Instructions to follow:
Copy out all the lines where "ausschalten" shows up.

Dataset items:

□ □ □ □

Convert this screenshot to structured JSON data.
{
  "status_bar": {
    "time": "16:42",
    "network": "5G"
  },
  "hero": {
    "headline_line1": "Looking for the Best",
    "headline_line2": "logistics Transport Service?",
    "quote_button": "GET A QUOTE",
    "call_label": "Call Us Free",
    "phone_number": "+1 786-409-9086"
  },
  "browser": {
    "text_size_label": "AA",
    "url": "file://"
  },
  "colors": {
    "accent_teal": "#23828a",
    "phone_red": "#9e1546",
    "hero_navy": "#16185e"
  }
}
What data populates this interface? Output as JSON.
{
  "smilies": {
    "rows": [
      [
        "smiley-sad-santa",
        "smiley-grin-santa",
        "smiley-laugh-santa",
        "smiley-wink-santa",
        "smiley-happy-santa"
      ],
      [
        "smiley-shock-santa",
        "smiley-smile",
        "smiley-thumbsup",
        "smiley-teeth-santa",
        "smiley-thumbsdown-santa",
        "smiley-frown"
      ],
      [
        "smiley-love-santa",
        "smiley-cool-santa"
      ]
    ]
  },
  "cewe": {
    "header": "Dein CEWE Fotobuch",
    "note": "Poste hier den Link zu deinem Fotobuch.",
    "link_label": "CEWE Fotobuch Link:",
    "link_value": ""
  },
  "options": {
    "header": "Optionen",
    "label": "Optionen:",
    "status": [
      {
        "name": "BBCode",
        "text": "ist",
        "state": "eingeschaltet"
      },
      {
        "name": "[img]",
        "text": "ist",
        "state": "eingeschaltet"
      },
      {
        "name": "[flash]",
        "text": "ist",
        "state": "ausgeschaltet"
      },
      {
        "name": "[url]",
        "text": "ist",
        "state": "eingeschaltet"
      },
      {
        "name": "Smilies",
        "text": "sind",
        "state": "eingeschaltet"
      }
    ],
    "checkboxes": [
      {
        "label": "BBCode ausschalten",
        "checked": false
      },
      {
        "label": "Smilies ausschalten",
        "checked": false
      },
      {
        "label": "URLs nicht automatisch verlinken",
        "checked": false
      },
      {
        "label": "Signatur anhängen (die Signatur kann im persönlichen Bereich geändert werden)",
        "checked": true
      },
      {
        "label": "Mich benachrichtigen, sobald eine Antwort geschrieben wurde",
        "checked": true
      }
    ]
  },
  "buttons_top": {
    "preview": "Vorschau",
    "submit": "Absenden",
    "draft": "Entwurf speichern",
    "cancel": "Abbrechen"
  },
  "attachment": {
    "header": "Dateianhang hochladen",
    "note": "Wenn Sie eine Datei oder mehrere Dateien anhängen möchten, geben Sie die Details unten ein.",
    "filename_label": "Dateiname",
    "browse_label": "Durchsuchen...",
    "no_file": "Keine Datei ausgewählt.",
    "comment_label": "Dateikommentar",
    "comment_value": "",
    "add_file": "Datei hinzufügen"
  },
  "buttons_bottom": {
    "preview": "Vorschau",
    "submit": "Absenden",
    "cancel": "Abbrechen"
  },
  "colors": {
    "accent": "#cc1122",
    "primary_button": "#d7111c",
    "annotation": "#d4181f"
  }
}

□ □ □ □

Output of the exercise:
        "label": "BBCode ausschalten",
        "label": "Smilies ausschalten",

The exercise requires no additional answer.